— start —

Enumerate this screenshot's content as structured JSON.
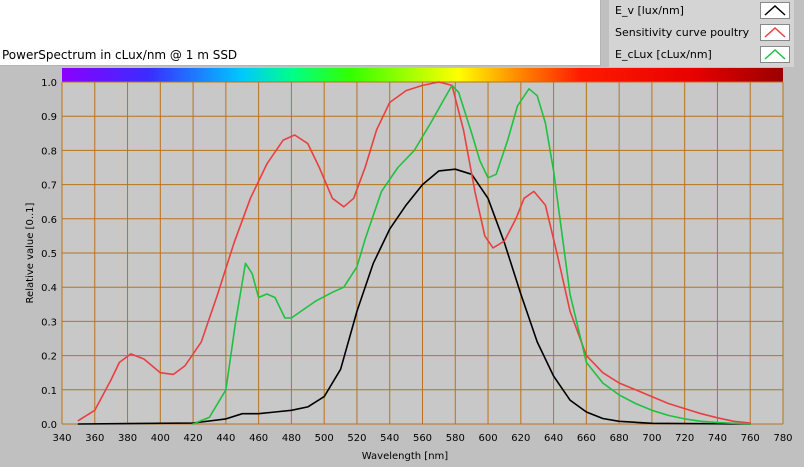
{
  "chart_data": {
    "type": "line",
    "title": "PowerSpectrum in cLux/nm @ 1 m SSD",
    "xlabel": "Wavelength [nm]",
    "ylabel": "Relative value [0..1]",
    "xlim": [
      340,
      780
    ],
    "ylim": [
      0,
      1.0
    ],
    "x_ticks": [
      340,
      360,
      380,
      400,
      420,
      440,
      460,
      480,
      500,
      520,
      540,
      560,
      580,
      600,
      620,
      640,
      660,
      680,
      700,
      720,
      740,
      760,
      780
    ],
    "y_ticks": [
      "0.0",
      "0.1",
      "0.2",
      "0.3",
      "0.4",
      "0.5",
      "0.6",
      "0.7",
      "0.8",
      "0.9",
      "1.0"
    ],
    "grid": true,
    "legend_position": "top-right",
    "colors": {
      "plot_background": "#c8c8c8",
      "grid": "#b8731a",
      "ev": "#000000",
      "poultry": "#e84040",
      "eclux": "#20c040"
    },
    "series": [
      {
        "name": "E_v [lux/nm]",
        "color": "#000000",
        "points": [
          [
            350,
            0
          ],
          [
            420,
            0.003
          ],
          [
            440,
            0.015
          ],
          [
            450,
            0.03
          ],
          [
            460,
            0.03
          ],
          [
            470,
            0.035
          ],
          [
            480,
            0.04
          ],
          [
            490,
            0.05
          ],
          [
            500,
            0.08
          ],
          [
            510,
            0.16
          ],
          [
            520,
            0.33
          ],
          [
            530,
            0.47
          ],
          [
            540,
            0.57
          ],
          [
            550,
            0.64
          ],
          [
            560,
            0.7
          ],
          [
            570,
            0.74
          ],
          [
            580,
            0.745
          ],
          [
            590,
            0.73
          ],
          [
            600,
            0.66
          ],
          [
            610,
            0.53
          ],
          [
            620,
            0.38
          ],
          [
            630,
            0.24
          ],
          [
            640,
            0.14
          ],
          [
            650,
            0.07
          ],
          [
            660,
            0.035
          ],
          [
            670,
            0.016
          ],
          [
            680,
            0.008
          ],
          [
            700,
            0.002
          ],
          [
            760,
            0
          ]
        ]
      },
      {
        "name": "Sensitivity curve poultry",
        "color": "#e84040",
        "points": [
          [
            350,
            0.01
          ],
          [
            360,
            0.04
          ],
          [
            370,
            0.13
          ],
          [
            375,
            0.18
          ],
          [
            382,
            0.205
          ],
          [
            390,
            0.19
          ],
          [
            400,
            0.15
          ],
          [
            408,
            0.145
          ],
          [
            415,
            0.17
          ],
          [
            425,
            0.24
          ],
          [
            435,
            0.38
          ],
          [
            445,
            0.53
          ],
          [
            455,
            0.66
          ],
          [
            465,
            0.76
          ],
          [
            475,
            0.83
          ],
          [
            482,
            0.845
          ],
          [
            490,
            0.82
          ],
          [
            497,
            0.75
          ],
          [
            505,
            0.66
          ],
          [
            512,
            0.635
          ],
          [
            518,
            0.66
          ],
          [
            525,
            0.75
          ],
          [
            532,
            0.86
          ],
          [
            540,
            0.94
          ],
          [
            550,
            0.975
          ],
          [
            560,
            0.99
          ],
          [
            570,
            1.0
          ],
          [
            578,
            0.99
          ],
          [
            585,
            0.86
          ],
          [
            592,
            0.68
          ],
          [
            598,
            0.55
          ],
          [
            603,
            0.515
          ],
          [
            610,
            0.535
          ],
          [
            617,
            0.6
          ],
          [
            622,
            0.66
          ],
          [
            628,
            0.68
          ],
          [
            635,
            0.64
          ],
          [
            642,
            0.5
          ],
          [
            650,
            0.33
          ],
          [
            660,
            0.2
          ],
          [
            670,
            0.15
          ],
          [
            680,
            0.12
          ],
          [
            690,
            0.1
          ],
          [
            700,
            0.08
          ],
          [
            710,
            0.06
          ],
          [
            720,
            0.045
          ],
          [
            730,
            0.03
          ],
          [
            740,
            0.018
          ],
          [
            750,
            0.008
          ],
          [
            760,
            0.003
          ]
        ]
      },
      {
        "name": "E_cLux [cLux/nm]",
        "color": "#20c040",
        "points": [
          [
            420,
            0
          ],
          [
            430,
            0.02
          ],
          [
            440,
            0.1
          ],
          [
            446,
            0.3
          ],
          [
            452,
            0.47
          ],
          [
            456,
            0.44
          ],
          [
            460,
            0.37
          ],
          [
            465,
            0.38
          ],
          [
            470,
            0.37
          ],
          [
            476,
            0.31
          ],
          [
            480,
            0.31
          ],
          [
            486,
            0.33
          ],
          [
            495,
            0.36
          ],
          [
            505,
            0.385
          ],
          [
            512,
            0.4
          ],
          [
            520,
            0.46
          ],
          [
            525,
            0.54
          ],
          [
            535,
            0.68
          ],
          [
            545,
            0.75
          ],
          [
            555,
            0.8
          ],
          [
            565,
            0.88
          ],
          [
            572,
            0.94
          ],
          [
            578,
            0.99
          ],
          [
            582,
            0.97
          ],
          [
            590,
            0.85
          ],
          [
            595,
            0.77
          ],
          [
            600,
            0.72
          ],
          [
            605,
            0.73
          ],
          [
            612,
            0.83
          ],
          [
            618,
            0.93
          ],
          [
            625,
            0.98
          ],
          [
            630,
            0.96
          ],
          [
            635,
            0.88
          ],
          [
            640,
            0.74
          ],
          [
            645,
            0.56
          ],
          [
            650,
            0.38
          ],
          [
            660,
            0.18
          ],
          [
            670,
            0.12
          ],
          [
            680,
            0.085
          ],
          [
            690,
            0.06
          ],
          [
            700,
            0.04
          ],
          [
            710,
            0.025
          ],
          [
            720,
            0.015
          ],
          [
            730,
            0.008
          ],
          [
            740,
            0.004
          ],
          [
            760,
            0
          ]
        ]
      }
    ]
  }
}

— end —

EXERCISE PROMPT -
Every record above should be transcribed exactly; the pictures stay out of the copy.

TASK ANSWER -
Enumerate this screenshot's content as structured JSON.
{
  "chart_data": {
    "type": "line",
    "title": "PowerSpectrum in cLux/nm @ 1 m SSD",
    "xlabel": "Wavelength [nm]",
    "ylabel": "Relative value [0..1]",
    "xlim": [
      340,
      780
    ],
    "ylim": [
      0,
      1.0
    ],
    "x_ticks": [
      340,
      360,
      380,
      400,
      420,
      440,
      460,
      480,
      500,
      520,
      540,
      560,
      580,
      600,
      620,
      640,
      660,
      680,
      700,
      720,
      740,
      760,
      780
    ],
    "y_ticks": [
      "0.0",
      "0.1",
      "0.2",
      "0.3",
      "0.4",
      "0.5",
      "0.6",
      "0.7",
      "0.8",
      "0.9",
      "1.0"
    ],
    "grid": true,
    "legend_position": "top-right",
    "colors": {
      "plot_background": "#c8c8c8",
      "grid": "#b8731a",
      "ev": "#000000",
      "poultry": "#e84040",
      "eclux": "#20c040"
    },
    "series": [
      {
        "name": "E_v [lux/nm]",
        "color": "#000000",
        "points": [
          [
            350,
            0
          ],
          [
            420,
            0.003
          ],
          [
            440,
            0.015
          ],
          [
            450,
            0.03
          ],
          [
            460,
            0.03
          ],
          [
            470,
            0.035
          ],
          [
            480,
            0.04
          ],
          [
            490,
            0.05
          ],
          [
            500,
            0.08
          ],
          [
            510,
            0.16
          ],
          [
            520,
            0.33
          ],
          [
            530,
            0.47
          ],
          [
            540,
            0.57
          ],
          [
            550,
            0.64
          ],
          [
            560,
            0.7
          ],
          [
            570,
            0.74
          ],
          [
            580,
            0.745
          ],
          [
            590,
            0.73
          ],
          [
            600,
            0.66
          ],
          [
            610,
            0.53
          ],
          [
            620,
            0.38
          ],
          [
            630,
            0.24
          ],
          [
            640,
            0.14
          ],
          [
            650,
            0.07
          ],
          [
            660,
            0.035
          ],
          [
            670,
            0.016
          ],
          [
            680,
            0.008
          ],
          [
            700,
            0.002
          ],
          [
            760,
            0
          ]
        ]
      },
      {
        "name": "Sensitivity curve poultry",
        "color": "#e84040",
        "points": [
          [
            350,
            0.01
          ],
          [
            360,
            0.04
          ],
          [
            370,
            0.13
          ],
          [
            375,
            0.18
          ],
          [
            382,
            0.205
          ],
          [
            390,
            0.19
          ],
          [
            400,
            0.15
          ],
          [
            408,
            0.145
          ],
          [
            415,
            0.17
          ],
          [
            425,
            0.24
          ],
          [
            435,
            0.38
          ],
          [
            445,
            0.53
          ],
          [
            455,
            0.66
          ],
          [
            465,
            0.76
          ],
          [
            475,
            0.83
          ],
          [
            482,
            0.845
          ],
          [
            490,
            0.82
          ],
          [
            497,
            0.75
          ],
          [
            505,
            0.66
          ],
          [
            512,
            0.635
          ],
          [
            518,
            0.66
          ],
          [
            525,
            0.75
          ],
          [
            532,
            0.86
          ],
          [
            540,
            0.94
          ],
          [
            550,
            0.975
          ],
          [
            560,
            0.99
          ],
          [
            570,
            1.0
          ],
          [
            578,
            0.99
          ],
          [
            585,
            0.86
          ],
          [
            592,
            0.68
          ],
          [
            598,
            0.55
          ],
          [
            603,
            0.515
          ],
          [
            610,
            0.535
          ],
          [
            617,
            0.6
          ],
          [
            622,
            0.66
          ],
          [
            628,
            0.68
          ],
          [
            635,
            0.64
          ],
          [
            642,
            0.5
          ],
          [
            650,
            0.33
          ],
          [
            660,
            0.2
          ],
          [
            670,
            0.15
          ],
          [
            680,
            0.12
          ],
          [
            690,
            0.1
          ],
          [
            700,
            0.08
          ],
          [
            710,
            0.06
          ],
          [
            720,
            0.045
          ],
          [
            730,
            0.03
          ],
          [
            740,
            0.018
          ],
          [
            750,
            0.008
          ],
          [
            760,
            0.003
          ]
        ]
      },
      {
        "name": "E_cLux [cLux/nm]",
        "color": "#20c040",
        "points": [
          [
            420,
            0
          ],
          [
            430,
            0.02
          ],
          [
            440,
            0.1
          ],
          [
            446,
            0.3
          ],
          [
            452,
            0.47
          ],
          [
            456,
            0.44
          ],
          [
            460,
            0.37
          ],
          [
            465,
            0.38
          ],
          [
            470,
            0.37
          ],
          [
            476,
            0.31
          ],
          [
            480,
            0.31
          ],
          [
            486,
            0.33
          ],
          [
            495,
            0.36
          ],
          [
            505,
            0.385
          ],
          [
            512,
            0.4
          ],
          [
            520,
            0.46
          ],
          [
            525,
            0.54
          ],
          [
            535,
            0.68
          ],
          [
            545,
            0.75
          ],
          [
            555,
            0.8
          ],
          [
            565,
            0.88
          ],
          [
            572,
            0.94
          ],
          [
            578,
            0.99
          ],
          [
            582,
            0.97
          ],
          [
            590,
            0.85
          ],
          [
            595,
            0.77
          ],
          [
            600,
            0.72
          ],
          [
            605,
            0.73
          ],
          [
            612,
            0.83
          ],
          [
            618,
            0.93
          ],
          [
            625,
            0.98
          ],
          [
            630,
            0.96
          ],
          [
            635,
            0.88
          ],
          [
            640,
            0.74
          ],
          [
            645,
            0.56
          ],
          [
            650,
            0.38
          ],
          [
            660,
            0.18
          ],
          [
            670,
            0.12
          ],
          [
            680,
            0.085
          ],
          [
            690,
            0.06
          ],
          [
            700,
            0.04
          ],
          [
            710,
            0.025
          ],
          [
            720,
            0.015
          ],
          [
            730,
            0.008
          ],
          [
            740,
            0.004
          ],
          [
            760,
            0
          ]
        ]
      }
    ]
  }
}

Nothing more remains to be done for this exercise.